DATA ROWS:
------------------------------------------------------------------------
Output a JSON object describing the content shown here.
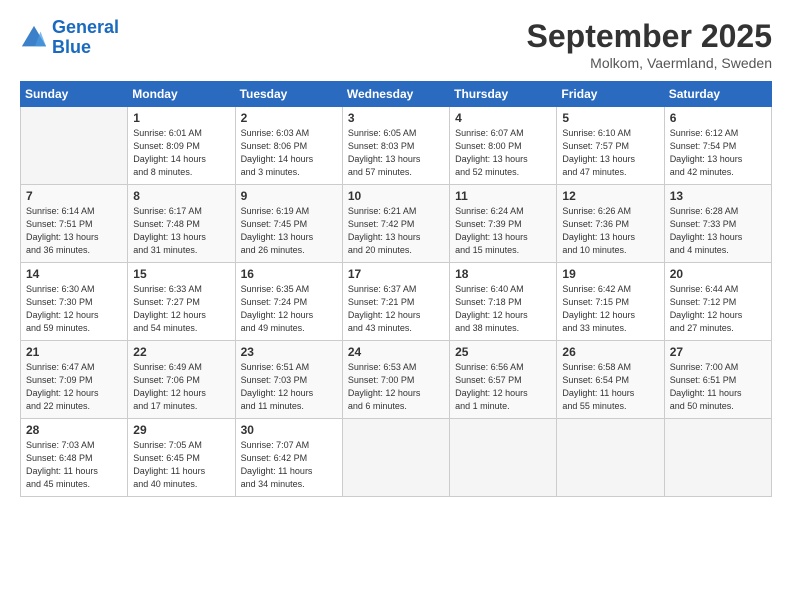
{
  "logo": {
    "line1": "General",
    "line2": "Blue"
  },
  "title": "September 2025",
  "location": "Molkom, Vaermland, Sweden",
  "headers": [
    "Sunday",
    "Monday",
    "Tuesday",
    "Wednesday",
    "Thursday",
    "Friday",
    "Saturday"
  ],
  "weeks": [
    [
      {
        "day": "",
        "info": ""
      },
      {
        "day": "1",
        "info": "Sunrise: 6:01 AM\nSunset: 8:09 PM\nDaylight: 14 hours\nand 8 minutes."
      },
      {
        "day": "2",
        "info": "Sunrise: 6:03 AM\nSunset: 8:06 PM\nDaylight: 14 hours\nand 3 minutes."
      },
      {
        "day": "3",
        "info": "Sunrise: 6:05 AM\nSunset: 8:03 PM\nDaylight: 13 hours\nand 57 minutes."
      },
      {
        "day": "4",
        "info": "Sunrise: 6:07 AM\nSunset: 8:00 PM\nDaylight: 13 hours\nand 52 minutes."
      },
      {
        "day": "5",
        "info": "Sunrise: 6:10 AM\nSunset: 7:57 PM\nDaylight: 13 hours\nand 47 minutes."
      },
      {
        "day": "6",
        "info": "Sunrise: 6:12 AM\nSunset: 7:54 PM\nDaylight: 13 hours\nand 42 minutes."
      }
    ],
    [
      {
        "day": "7",
        "info": "Sunrise: 6:14 AM\nSunset: 7:51 PM\nDaylight: 13 hours\nand 36 minutes."
      },
      {
        "day": "8",
        "info": "Sunrise: 6:17 AM\nSunset: 7:48 PM\nDaylight: 13 hours\nand 31 minutes."
      },
      {
        "day": "9",
        "info": "Sunrise: 6:19 AM\nSunset: 7:45 PM\nDaylight: 13 hours\nand 26 minutes."
      },
      {
        "day": "10",
        "info": "Sunrise: 6:21 AM\nSunset: 7:42 PM\nDaylight: 13 hours\nand 20 minutes."
      },
      {
        "day": "11",
        "info": "Sunrise: 6:24 AM\nSunset: 7:39 PM\nDaylight: 13 hours\nand 15 minutes."
      },
      {
        "day": "12",
        "info": "Sunrise: 6:26 AM\nSunset: 7:36 PM\nDaylight: 13 hours\nand 10 minutes."
      },
      {
        "day": "13",
        "info": "Sunrise: 6:28 AM\nSunset: 7:33 PM\nDaylight: 13 hours\nand 4 minutes."
      }
    ],
    [
      {
        "day": "14",
        "info": "Sunrise: 6:30 AM\nSunset: 7:30 PM\nDaylight: 12 hours\nand 59 minutes."
      },
      {
        "day": "15",
        "info": "Sunrise: 6:33 AM\nSunset: 7:27 PM\nDaylight: 12 hours\nand 54 minutes."
      },
      {
        "day": "16",
        "info": "Sunrise: 6:35 AM\nSunset: 7:24 PM\nDaylight: 12 hours\nand 49 minutes."
      },
      {
        "day": "17",
        "info": "Sunrise: 6:37 AM\nSunset: 7:21 PM\nDaylight: 12 hours\nand 43 minutes."
      },
      {
        "day": "18",
        "info": "Sunrise: 6:40 AM\nSunset: 7:18 PM\nDaylight: 12 hours\nand 38 minutes."
      },
      {
        "day": "19",
        "info": "Sunrise: 6:42 AM\nSunset: 7:15 PM\nDaylight: 12 hours\nand 33 minutes."
      },
      {
        "day": "20",
        "info": "Sunrise: 6:44 AM\nSunset: 7:12 PM\nDaylight: 12 hours\nand 27 minutes."
      }
    ],
    [
      {
        "day": "21",
        "info": "Sunrise: 6:47 AM\nSunset: 7:09 PM\nDaylight: 12 hours\nand 22 minutes."
      },
      {
        "day": "22",
        "info": "Sunrise: 6:49 AM\nSunset: 7:06 PM\nDaylight: 12 hours\nand 17 minutes."
      },
      {
        "day": "23",
        "info": "Sunrise: 6:51 AM\nSunset: 7:03 PM\nDaylight: 12 hours\nand 11 minutes."
      },
      {
        "day": "24",
        "info": "Sunrise: 6:53 AM\nSunset: 7:00 PM\nDaylight: 12 hours\nand 6 minutes."
      },
      {
        "day": "25",
        "info": "Sunrise: 6:56 AM\nSunset: 6:57 PM\nDaylight: 12 hours\nand 1 minute."
      },
      {
        "day": "26",
        "info": "Sunrise: 6:58 AM\nSunset: 6:54 PM\nDaylight: 11 hours\nand 55 minutes."
      },
      {
        "day": "27",
        "info": "Sunrise: 7:00 AM\nSunset: 6:51 PM\nDaylight: 11 hours\nand 50 minutes."
      }
    ],
    [
      {
        "day": "28",
        "info": "Sunrise: 7:03 AM\nSunset: 6:48 PM\nDaylight: 11 hours\nand 45 minutes."
      },
      {
        "day": "29",
        "info": "Sunrise: 7:05 AM\nSunset: 6:45 PM\nDaylight: 11 hours\nand 40 minutes."
      },
      {
        "day": "30",
        "info": "Sunrise: 7:07 AM\nSunset: 6:42 PM\nDaylight: 11 hours\nand 34 minutes."
      },
      {
        "day": "",
        "info": ""
      },
      {
        "day": "",
        "info": ""
      },
      {
        "day": "",
        "info": ""
      },
      {
        "day": "",
        "info": ""
      }
    ]
  ]
}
------------------------------------------------------------------------
SET EXERCISE: Restate the full listing verbatim and drop every picture.

ANSWER:
Output a JSON object describing the content shown here.
{
  "logo": {
    "line1": "General",
    "line2": "Blue"
  },
  "title": "September 2025",
  "location": "Molkom, Vaermland, Sweden",
  "headers": [
    "Sunday",
    "Monday",
    "Tuesday",
    "Wednesday",
    "Thursday",
    "Friday",
    "Saturday"
  ],
  "weeks": [
    [
      {
        "day": "",
        "info": ""
      },
      {
        "day": "1",
        "info": "Sunrise: 6:01 AM\nSunset: 8:09 PM\nDaylight: 14 hours\nand 8 minutes."
      },
      {
        "day": "2",
        "info": "Sunrise: 6:03 AM\nSunset: 8:06 PM\nDaylight: 14 hours\nand 3 minutes."
      },
      {
        "day": "3",
        "info": "Sunrise: 6:05 AM\nSunset: 8:03 PM\nDaylight: 13 hours\nand 57 minutes."
      },
      {
        "day": "4",
        "info": "Sunrise: 6:07 AM\nSunset: 8:00 PM\nDaylight: 13 hours\nand 52 minutes."
      },
      {
        "day": "5",
        "info": "Sunrise: 6:10 AM\nSunset: 7:57 PM\nDaylight: 13 hours\nand 47 minutes."
      },
      {
        "day": "6",
        "info": "Sunrise: 6:12 AM\nSunset: 7:54 PM\nDaylight: 13 hours\nand 42 minutes."
      }
    ],
    [
      {
        "day": "7",
        "info": "Sunrise: 6:14 AM\nSunset: 7:51 PM\nDaylight: 13 hours\nand 36 minutes."
      },
      {
        "day": "8",
        "info": "Sunrise: 6:17 AM\nSunset: 7:48 PM\nDaylight: 13 hours\nand 31 minutes."
      },
      {
        "day": "9",
        "info": "Sunrise: 6:19 AM\nSunset: 7:45 PM\nDaylight: 13 hours\nand 26 minutes."
      },
      {
        "day": "10",
        "info": "Sunrise: 6:21 AM\nSunset: 7:42 PM\nDaylight: 13 hours\nand 20 minutes."
      },
      {
        "day": "11",
        "info": "Sunrise: 6:24 AM\nSunset: 7:39 PM\nDaylight: 13 hours\nand 15 minutes."
      },
      {
        "day": "12",
        "info": "Sunrise: 6:26 AM\nSunset: 7:36 PM\nDaylight: 13 hours\nand 10 minutes."
      },
      {
        "day": "13",
        "info": "Sunrise: 6:28 AM\nSunset: 7:33 PM\nDaylight: 13 hours\nand 4 minutes."
      }
    ],
    [
      {
        "day": "14",
        "info": "Sunrise: 6:30 AM\nSunset: 7:30 PM\nDaylight: 12 hours\nand 59 minutes."
      },
      {
        "day": "15",
        "info": "Sunrise: 6:33 AM\nSunset: 7:27 PM\nDaylight: 12 hours\nand 54 minutes."
      },
      {
        "day": "16",
        "info": "Sunrise: 6:35 AM\nSunset: 7:24 PM\nDaylight: 12 hours\nand 49 minutes."
      },
      {
        "day": "17",
        "info": "Sunrise: 6:37 AM\nSunset: 7:21 PM\nDaylight: 12 hours\nand 43 minutes."
      },
      {
        "day": "18",
        "info": "Sunrise: 6:40 AM\nSunset: 7:18 PM\nDaylight: 12 hours\nand 38 minutes."
      },
      {
        "day": "19",
        "info": "Sunrise: 6:42 AM\nSunset: 7:15 PM\nDaylight: 12 hours\nand 33 minutes."
      },
      {
        "day": "20",
        "info": "Sunrise: 6:44 AM\nSunset: 7:12 PM\nDaylight: 12 hours\nand 27 minutes."
      }
    ],
    [
      {
        "day": "21",
        "info": "Sunrise: 6:47 AM\nSunset: 7:09 PM\nDaylight: 12 hours\nand 22 minutes."
      },
      {
        "day": "22",
        "info": "Sunrise: 6:49 AM\nSunset: 7:06 PM\nDaylight: 12 hours\nand 17 minutes."
      },
      {
        "day": "23",
        "info": "Sunrise: 6:51 AM\nSunset: 7:03 PM\nDaylight: 12 hours\nand 11 minutes."
      },
      {
        "day": "24",
        "info": "Sunrise: 6:53 AM\nSunset: 7:00 PM\nDaylight: 12 hours\nand 6 minutes."
      },
      {
        "day": "25",
        "info": "Sunrise: 6:56 AM\nSunset: 6:57 PM\nDaylight: 12 hours\nand 1 minute."
      },
      {
        "day": "26",
        "info": "Sunrise: 6:58 AM\nSunset: 6:54 PM\nDaylight: 11 hours\nand 55 minutes."
      },
      {
        "day": "27",
        "info": "Sunrise: 7:00 AM\nSunset: 6:51 PM\nDaylight: 11 hours\nand 50 minutes."
      }
    ],
    [
      {
        "day": "28",
        "info": "Sunrise: 7:03 AM\nSunset: 6:48 PM\nDaylight: 11 hours\nand 45 minutes."
      },
      {
        "day": "29",
        "info": "Sunrise: 7:05 AM\nSunset: 6:45 PM\nDaylight: 11 hours\nand 40 minutes."
      },
      {
        "day": "30",
        "info": "Sunrise: 7:07 AM\nSunset: 6:42 PM\nDaylight: 11 hours\nand 34 minutes."
      },
      {
        "day": "",
        "info": ""
      },
      {
        "day": "",
        "info": ""
      },
      {
        "day": "",
        "info": ""
      },
      {
        "day": "",
        "info": ""
      }
    ]
  ]
}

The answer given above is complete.